======== ENTRIES ========
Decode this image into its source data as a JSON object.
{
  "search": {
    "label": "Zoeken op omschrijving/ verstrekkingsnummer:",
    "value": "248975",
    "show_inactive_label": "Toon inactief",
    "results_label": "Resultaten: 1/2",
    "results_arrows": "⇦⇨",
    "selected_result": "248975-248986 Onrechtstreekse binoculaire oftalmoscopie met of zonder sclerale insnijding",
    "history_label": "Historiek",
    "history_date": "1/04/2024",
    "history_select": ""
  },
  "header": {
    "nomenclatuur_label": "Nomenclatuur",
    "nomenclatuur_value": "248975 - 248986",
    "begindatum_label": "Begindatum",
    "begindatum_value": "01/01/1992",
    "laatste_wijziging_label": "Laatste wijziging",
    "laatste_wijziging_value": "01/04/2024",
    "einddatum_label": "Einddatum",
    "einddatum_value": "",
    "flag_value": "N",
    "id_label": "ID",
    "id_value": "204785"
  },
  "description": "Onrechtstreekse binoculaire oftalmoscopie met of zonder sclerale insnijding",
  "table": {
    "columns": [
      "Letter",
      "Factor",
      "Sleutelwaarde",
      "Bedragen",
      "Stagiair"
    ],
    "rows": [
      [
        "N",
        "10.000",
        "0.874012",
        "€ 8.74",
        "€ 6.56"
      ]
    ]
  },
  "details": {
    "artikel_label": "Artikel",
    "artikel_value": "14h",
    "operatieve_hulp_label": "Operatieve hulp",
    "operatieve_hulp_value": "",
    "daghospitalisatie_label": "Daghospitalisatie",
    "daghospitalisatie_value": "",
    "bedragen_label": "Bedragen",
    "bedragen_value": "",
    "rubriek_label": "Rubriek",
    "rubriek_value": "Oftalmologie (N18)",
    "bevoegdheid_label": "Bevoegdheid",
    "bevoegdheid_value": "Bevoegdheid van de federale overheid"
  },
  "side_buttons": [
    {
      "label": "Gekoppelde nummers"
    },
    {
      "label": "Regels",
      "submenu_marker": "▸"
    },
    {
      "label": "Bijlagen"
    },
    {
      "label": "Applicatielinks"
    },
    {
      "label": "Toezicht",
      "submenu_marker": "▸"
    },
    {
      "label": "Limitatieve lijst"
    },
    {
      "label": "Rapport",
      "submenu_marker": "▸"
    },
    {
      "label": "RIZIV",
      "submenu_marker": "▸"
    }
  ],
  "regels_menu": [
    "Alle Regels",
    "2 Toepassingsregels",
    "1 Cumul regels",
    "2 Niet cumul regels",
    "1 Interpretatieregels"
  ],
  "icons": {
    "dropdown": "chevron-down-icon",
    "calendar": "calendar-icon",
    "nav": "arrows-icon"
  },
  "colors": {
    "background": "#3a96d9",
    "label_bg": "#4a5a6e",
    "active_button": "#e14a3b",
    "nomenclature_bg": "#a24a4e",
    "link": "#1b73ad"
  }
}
========
> **PROBLEM TO WORK ON**
Identify the lines of the data that contain the word "binoculaire". Copy each of them.

> **COMPLETE ANSWER**
    "selected_result": "248975-248986 Onrechtstreekse binoculaire oftalmoscopie met of zonder sclerale insnijding",
  "description": "Onrechtstreekse binoculaire oftalmoscopie met of zonder sclerale insnijding",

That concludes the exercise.